Count how many lines of the material contain the word "houses", and reply with only that number.
>> BEGIN Listed entries
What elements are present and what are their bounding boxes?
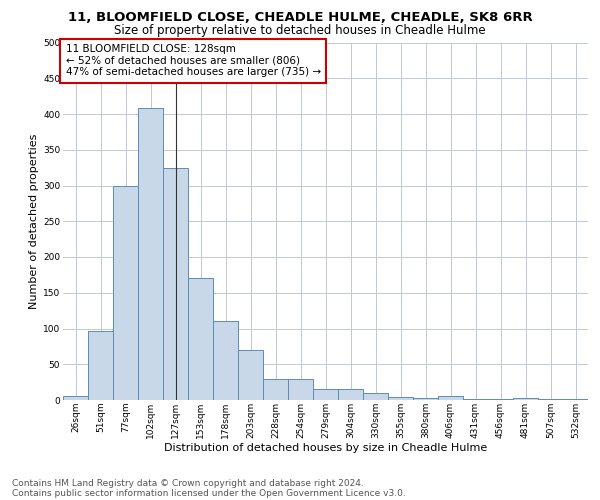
Bar xyxy=(213,322,238,400)
Bar xyxy=(163,168,188,400)
Text: 11 BLOOMFIELD CLOSE: 128sqm
← 52% of detached houses are smaller (806)
47% of se: 11 BLOOMFIELD CLOSE: 128sqm ← 52% of det… xyxy=(65,44,321,78)
Bar xyxy=(513,398,538,400)
Text: Contains HM Land Registry data © Crown copyright and database right 2024.: Contains HM Land Registry data © Crown c… xyxy=(12,478,364,488)
Bar xyxy=(363,393,388,400)
Bar xyxy=(238,350,263,400)
Bar xyxy=(263,378,288,400)
Bar xyxy=(313,388,338,400)
Text: Size of property relative to detached houses in Cheadle Hulme: Size of property relative to detached ho… xyxy=(114,24,486,37)
Bar xyxy=(288,378,313,400)
Bar xyxy=(338,390,363,400)
Bar xyxy=(63,396,88,400)
Bar xyxy=(188,278,213,400)
Text: Contains public sector information licensed under the Open Government Licence v3: Contains public sector information licen… xyxy=(12,488,406,498)
Bar xyxy=(413,398,438,400)
Bar xyxy=(438,396,463,400)
Bar xyxy=(388,397,413,400)
Bar xyxy=(138,108,163,400)
Y-axis label: Number of detached properties: Number of detached properties xyxy=(29,134,39,309)
Bar xyxy=(88,330,113,400)
X-axis label: Distribution of detached houses by size in Cheadle Hulme: Distribution of detached houses by size … xyxy=(164,444,487,454)
Bar xyxy=(113,186,138,400)
Text: 11, BLOOMFIELD CLOSE, CHEADLE HULME, CHEADLE, SK8 6RR: 11, BLOOMFIELD CLOSE, CHEADLE HULME, CHE… xyxy=(68,11,532,24)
>> END Listed entries
=== Task solution ===
3